# start of Dataset excerpts
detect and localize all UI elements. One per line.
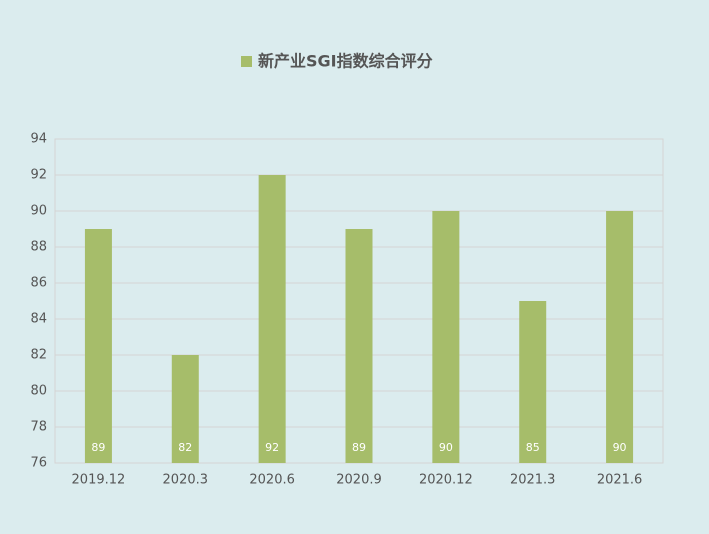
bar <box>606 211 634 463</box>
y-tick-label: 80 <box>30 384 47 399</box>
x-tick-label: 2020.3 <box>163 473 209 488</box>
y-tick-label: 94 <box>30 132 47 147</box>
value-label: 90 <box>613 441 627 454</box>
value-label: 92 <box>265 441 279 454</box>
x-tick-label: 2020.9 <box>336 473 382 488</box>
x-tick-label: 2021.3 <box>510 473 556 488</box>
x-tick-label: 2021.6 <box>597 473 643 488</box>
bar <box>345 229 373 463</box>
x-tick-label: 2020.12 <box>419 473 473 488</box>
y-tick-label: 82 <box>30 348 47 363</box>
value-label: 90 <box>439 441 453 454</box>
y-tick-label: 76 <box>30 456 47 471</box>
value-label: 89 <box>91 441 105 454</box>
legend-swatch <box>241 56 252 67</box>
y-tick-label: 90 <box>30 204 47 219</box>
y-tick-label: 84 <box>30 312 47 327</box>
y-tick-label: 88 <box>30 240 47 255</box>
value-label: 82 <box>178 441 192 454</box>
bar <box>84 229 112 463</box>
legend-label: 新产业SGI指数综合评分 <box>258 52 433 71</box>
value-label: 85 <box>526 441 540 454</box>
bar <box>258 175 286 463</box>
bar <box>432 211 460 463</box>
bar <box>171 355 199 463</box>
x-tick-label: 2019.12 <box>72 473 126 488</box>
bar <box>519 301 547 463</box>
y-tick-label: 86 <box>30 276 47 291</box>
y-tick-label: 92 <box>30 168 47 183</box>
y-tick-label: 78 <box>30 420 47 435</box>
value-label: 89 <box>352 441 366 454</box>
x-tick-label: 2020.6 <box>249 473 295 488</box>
# end of Dataset excerpts
# start of Dataset excerpts
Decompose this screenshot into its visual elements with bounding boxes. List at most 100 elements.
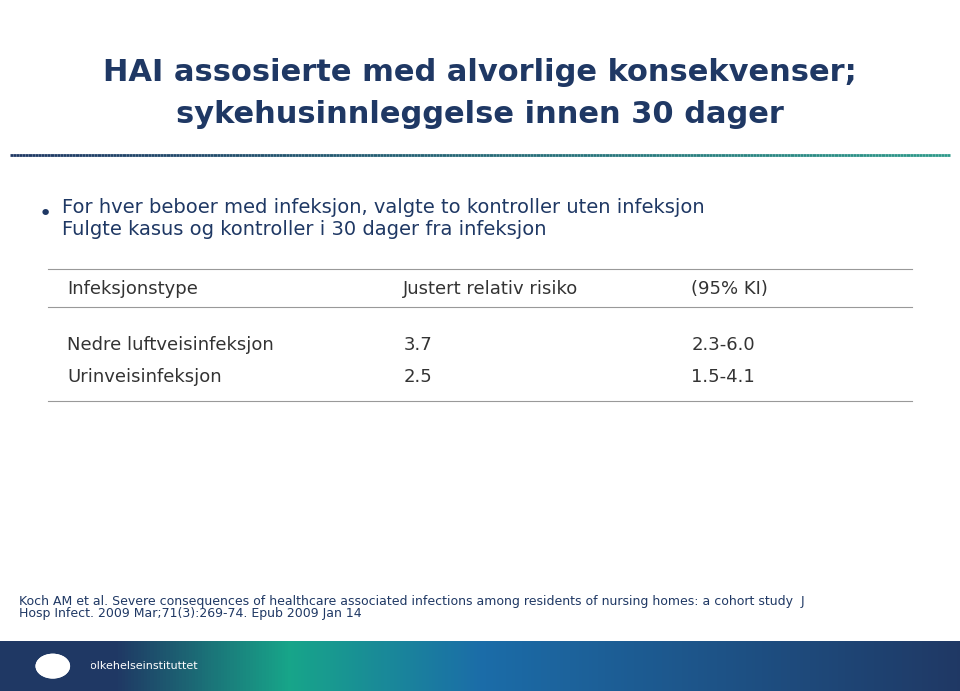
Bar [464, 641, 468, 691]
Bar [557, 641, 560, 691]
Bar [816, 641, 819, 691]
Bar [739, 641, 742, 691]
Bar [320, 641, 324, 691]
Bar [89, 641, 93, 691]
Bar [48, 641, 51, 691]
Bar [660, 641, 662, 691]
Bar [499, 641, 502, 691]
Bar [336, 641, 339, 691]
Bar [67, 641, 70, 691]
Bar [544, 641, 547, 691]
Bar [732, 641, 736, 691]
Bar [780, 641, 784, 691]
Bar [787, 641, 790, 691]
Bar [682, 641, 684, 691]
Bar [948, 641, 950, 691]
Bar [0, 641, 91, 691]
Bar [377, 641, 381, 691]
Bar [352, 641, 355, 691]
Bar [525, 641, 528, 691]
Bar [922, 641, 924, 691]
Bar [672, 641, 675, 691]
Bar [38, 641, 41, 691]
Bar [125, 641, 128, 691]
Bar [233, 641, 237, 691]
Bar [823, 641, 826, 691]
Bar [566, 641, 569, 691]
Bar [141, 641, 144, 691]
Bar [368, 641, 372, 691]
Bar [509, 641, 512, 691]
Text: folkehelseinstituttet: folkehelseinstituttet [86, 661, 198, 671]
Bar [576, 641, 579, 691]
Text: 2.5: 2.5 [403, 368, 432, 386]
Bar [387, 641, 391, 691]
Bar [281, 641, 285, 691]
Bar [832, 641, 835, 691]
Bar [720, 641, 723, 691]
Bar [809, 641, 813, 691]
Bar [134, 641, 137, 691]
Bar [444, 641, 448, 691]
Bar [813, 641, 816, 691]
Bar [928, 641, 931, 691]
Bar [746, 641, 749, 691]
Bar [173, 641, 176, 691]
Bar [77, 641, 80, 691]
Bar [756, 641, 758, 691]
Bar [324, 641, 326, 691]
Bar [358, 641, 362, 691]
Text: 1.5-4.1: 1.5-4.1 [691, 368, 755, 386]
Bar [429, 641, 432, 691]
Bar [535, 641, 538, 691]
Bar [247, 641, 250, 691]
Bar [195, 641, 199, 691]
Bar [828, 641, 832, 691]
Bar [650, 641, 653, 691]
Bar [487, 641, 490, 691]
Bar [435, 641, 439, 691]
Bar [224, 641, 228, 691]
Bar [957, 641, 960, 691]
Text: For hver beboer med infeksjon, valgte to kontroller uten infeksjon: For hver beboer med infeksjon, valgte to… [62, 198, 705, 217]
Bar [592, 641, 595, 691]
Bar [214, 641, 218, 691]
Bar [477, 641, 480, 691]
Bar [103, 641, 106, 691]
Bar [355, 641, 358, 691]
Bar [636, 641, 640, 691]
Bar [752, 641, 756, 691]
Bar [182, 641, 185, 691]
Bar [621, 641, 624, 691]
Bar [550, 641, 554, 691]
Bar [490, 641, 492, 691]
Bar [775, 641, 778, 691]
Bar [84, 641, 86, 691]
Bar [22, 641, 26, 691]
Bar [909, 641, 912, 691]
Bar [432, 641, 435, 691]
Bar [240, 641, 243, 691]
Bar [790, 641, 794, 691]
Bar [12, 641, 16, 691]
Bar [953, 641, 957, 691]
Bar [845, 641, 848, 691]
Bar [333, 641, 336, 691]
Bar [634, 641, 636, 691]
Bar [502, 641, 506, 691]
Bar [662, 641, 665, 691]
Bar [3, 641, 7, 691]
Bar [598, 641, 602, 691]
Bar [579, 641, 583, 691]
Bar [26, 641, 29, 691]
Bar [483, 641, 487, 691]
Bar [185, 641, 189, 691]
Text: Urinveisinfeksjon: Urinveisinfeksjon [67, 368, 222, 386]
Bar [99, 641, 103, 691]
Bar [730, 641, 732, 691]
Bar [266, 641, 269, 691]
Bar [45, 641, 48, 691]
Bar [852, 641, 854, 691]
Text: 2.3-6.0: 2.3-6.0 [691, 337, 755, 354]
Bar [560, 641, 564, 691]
# end of Dataset excerpts
# start of Dataset excerpts
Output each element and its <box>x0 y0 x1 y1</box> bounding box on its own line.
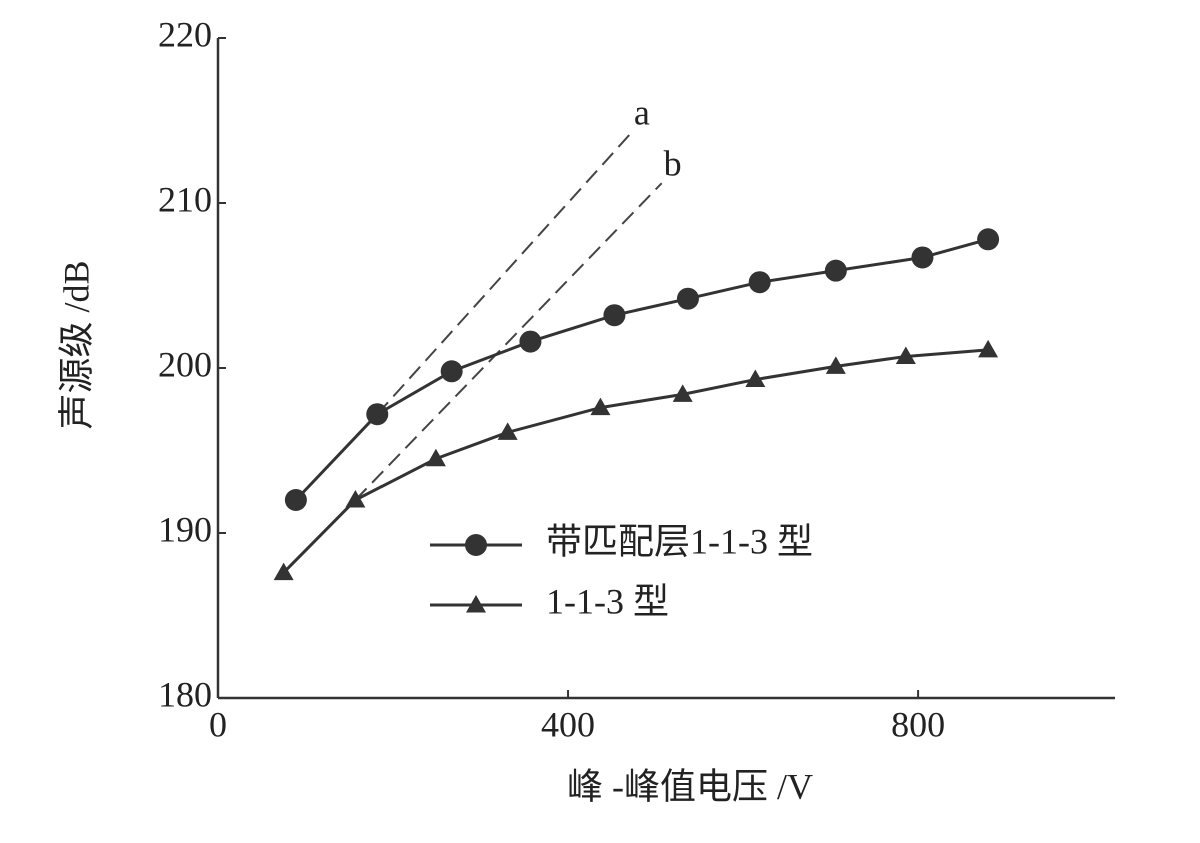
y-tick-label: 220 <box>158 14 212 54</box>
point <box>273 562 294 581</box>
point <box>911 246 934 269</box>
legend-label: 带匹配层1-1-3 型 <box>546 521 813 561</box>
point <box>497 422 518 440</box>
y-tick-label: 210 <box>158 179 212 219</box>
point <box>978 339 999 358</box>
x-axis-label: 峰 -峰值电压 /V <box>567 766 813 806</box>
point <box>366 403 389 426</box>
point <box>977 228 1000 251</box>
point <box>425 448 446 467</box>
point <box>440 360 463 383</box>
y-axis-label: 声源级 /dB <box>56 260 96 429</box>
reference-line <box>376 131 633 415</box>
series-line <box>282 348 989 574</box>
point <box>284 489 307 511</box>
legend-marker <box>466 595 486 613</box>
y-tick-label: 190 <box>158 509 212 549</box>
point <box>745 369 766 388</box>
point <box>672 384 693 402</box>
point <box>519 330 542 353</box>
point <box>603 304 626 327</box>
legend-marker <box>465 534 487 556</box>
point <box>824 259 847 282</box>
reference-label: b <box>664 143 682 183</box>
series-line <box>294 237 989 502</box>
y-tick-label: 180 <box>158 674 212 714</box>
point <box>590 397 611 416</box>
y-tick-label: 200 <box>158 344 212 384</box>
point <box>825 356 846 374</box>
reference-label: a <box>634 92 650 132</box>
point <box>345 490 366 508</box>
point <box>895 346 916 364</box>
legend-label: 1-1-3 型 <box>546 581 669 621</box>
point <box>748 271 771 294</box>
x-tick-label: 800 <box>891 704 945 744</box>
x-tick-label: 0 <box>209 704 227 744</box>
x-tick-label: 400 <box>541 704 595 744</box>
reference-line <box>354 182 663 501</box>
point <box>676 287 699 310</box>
# end of Dataset excerpts
■ **Short task**: Copy out every line of the records from the one that contains "Bar [464, 641, 468, 691]" down to the one that contains "Bar [732, 641, 736, 691]", including both of those lines. Leave every character unchanged.

■ **Exercise output**:
Bar [464, 641, 468, 691]
Bar [557, 641, 560, 691]
Bar [816, 641, 819, 691]
Bar [739, 641, 742, 691]
Bar [320, 641, 324, 691]
Bar [89, 641, 93, 691]
Bar [48, 641, 51, 691]
Bar [660, 641, 662, 691]
Bar [499, 641, 502, 691]
Bar [336, 641, 339, 691]
Bar [67, 641, 70, 691]
Bar [544, 641, 547, 691]
Bar [732, 641, 736, 691]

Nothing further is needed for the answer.